──────── Brano scelto ────────

Educativa di strada

Insegnante Feldenkrais, educatore sociale culturale

Un lavoro per pochi educatori

Dal 2000 al 2004 ho lavorato per il Comune di Cesena nel Progetto Giovani “Rubinroad” che si sviluppava su 5 Comuni: San Mauro P. Savignano sul Rub. Longiano Gambettola e Gatteo. In quell’occasione parte del progetto prevedeva l’educativa di strada. E’ una cosa strana da spiegare ai non “addetti ai lavori” ma per me è bellissima e importantissima.

Dopo quell’esperienza ho progettato tanti altri microprogetti con i giovani; a dir la verità prima facevo i progetti e poi li scrivevo, li documentavo.

L’Educativa di Strada credo sia uno dei lavori più complessi per un educatore, ma lo reputo profondamente importante. Ora sicuramente la metodologia è da rivedere e adattare ad un mondo, quello adolescenziale, che cambia in modo molto veloce.

I principi però di questo lavoro li reputo molto validi. Di seguito un estratto di uno dei progetti di educativa di strada che ho scritto tanti anni fa in cui spiego le fasi e i punti cardine di questo lavoro.

Premessa

L’educativa di strada è un’attività rivolta a gruppi spontanei di adolescenti e giovani nei  luoghi di ritrovo. E’ finalizzata a costruire una relazione significativa tra di loro e con gli educatori e a far emergere idee, bisogni, risorse che consentano di attivare azioni  protettive e ridurre i fattori di rischio.

──────── Estratti dell'elenco ────────

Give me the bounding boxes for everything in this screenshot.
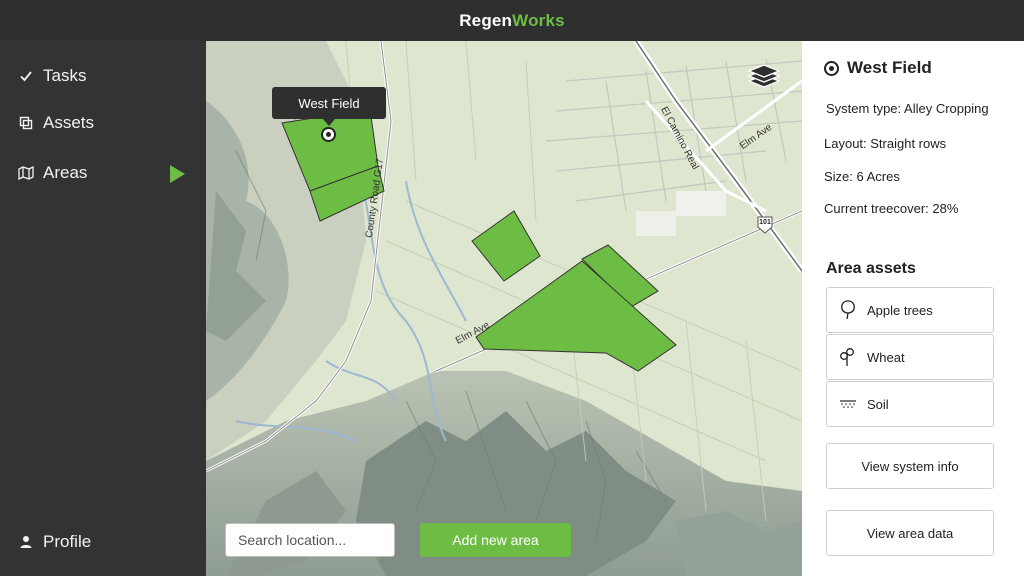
map-icon <box>18 165 34 181</box>
property-layout: Layout: Straight rows <box>824 136 947 151</box>
search-location-input[interactable] <box>225 523 395 557</box>
sidebar: Tasks Assets Areas Profile <box>0 41 206 576</box>
highway-shield-label: 101 <box>759 219 771 226</box>
layers-icon <box>747 64 781 88</box>
app-logo: RegenWorks <box>459 11 565 31</box>
pin-dot <box>326 132 331 137</box>
soil-icon <box>839 394 857 414</box>
brand-primary: Regen <box>459 10 513 30</box>
property-system-type: System type: Alley Cropping <box>826 101 989 116</box>
app-root: RegenWorks Tasks Assets Areas Profile Co… <box>0 0 1024 576</box>
asset-soil[interactable]: Soil <box>826 381 994 427</box>
asset-apple-trees[interactable]: Apple trees <box>826 287 994 333</box>
tree-icon <box>839 300 857 320</box>
location-pin-icon[interactable] <box>321 127 336 142</box>
asset-wheat[interactable]: Wheat <box>826 334 994 380</box>
sidebar-item-label: Areas <box>43 163 88 182</box>
location-target-icon <box>824 60 839 76</box>
view-area-data-button[interactable]: View area data <box>826 510 994 556</box>
user-icon <box>18 534 34 550</box>
property-size: Size: 6 Acres <box>824 169 900 184</box>
area-name: West Field <box>847 58 932 77</box>
asset-label: Soil <box>867 396 889 412</box>
add-new-area-button[interactable]: Add new area <box>420 523 571 557</box>
view-system-info-button[interactable]: View system info <box>826 443 994 489</box>
sidebar-item-label: Tasks <box>43 66 87 85</box>
sidebar-item-tasks[interactable]: Tasks <box>18 66 86 86</box>
panel-title: West Field <box>824 58 932 78</box>
wheat-icon <box>839 347 857 367</box>
map-view[interactable]: County Road G17 Elm Ave El Camino Real E… <box>206 41 802 576</box>
map-canvas <box>206 41 802 576</box>
brand-accent: Works <box>512 10 565 30</box>
target-dot <box>829 65 834 71</box>
checkmark-icon <box>18 68 34 84</box>
layers-button[interactable] <box>746 61 782 93</box>
area-details-panel: West Field System type: Alley Cropping L… <box>802 41 1024 576</box>
sidebar-item-profile[interactable]: Profile <box>18 532 91 552</box>
asset-label: Wheat <box>867 349 905 365</box>
area-assets-heading: Area assets <box>826 260 916 277</box>
assets-icon <box>18 115 34 131</box>
map-tooltip: West Field <box>272 87 386 126</box>
sidebar-item-label: Assets <box>43 113 95 132</box>
sidebar-item-assets[interactable]: Assets <box>18 113 94 133</box>
top-bar: RegenWorks <box>0 0 1024 41</box>
property-treecover: Current treecover: 28% <box>824 201 959 216</box>
asset-label: Apple trees <box>867 302 933 318</box>
sidebar-item-label: Profile <box>43 532 92 551</box>
active-indicator-icon <box>170 165 185 183</box>
sidebar-item-areas[interactable]: Areas <box>18 163 87 183</box>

────────

◆ Cosa si chiede:
1. Secondo il brano sull'educativa di strada, per quale Comune ha lavorato chi scrive dal 2000 al 2004?
2. Nell'elenco, aggiorna il tratto dalla riga che contiene "map-icon <box>18 165 34 181</box>" fino a quella che contiene "app-logo: RegenWorks <box>459 11 565 31</box>", sostituendo "Straight rows" con "Curved rows" e lasciando invariato tutto il resto. Riporta soltanto queste righe.
L'elenco non ha alcun legame con il brano.

◆ Soluzioni:
1. Per il Comune di Cesena.

2.
map-icon <box>18 165 34 181</box>
property-layout: Layout: Curved rows <box>824 136 947 151</box>
search-location-input[interactable] <box>225 523 395 557</box>
sidebar: Tasks Assets Areas Profile <box>0 41 206 576</box>
highway-shield-label: 101 <box>759 219 771 226</box>
layers-icon <box>747 64 781 88</box>
app-logo: RegenWorks <box>459 11 565 31</box>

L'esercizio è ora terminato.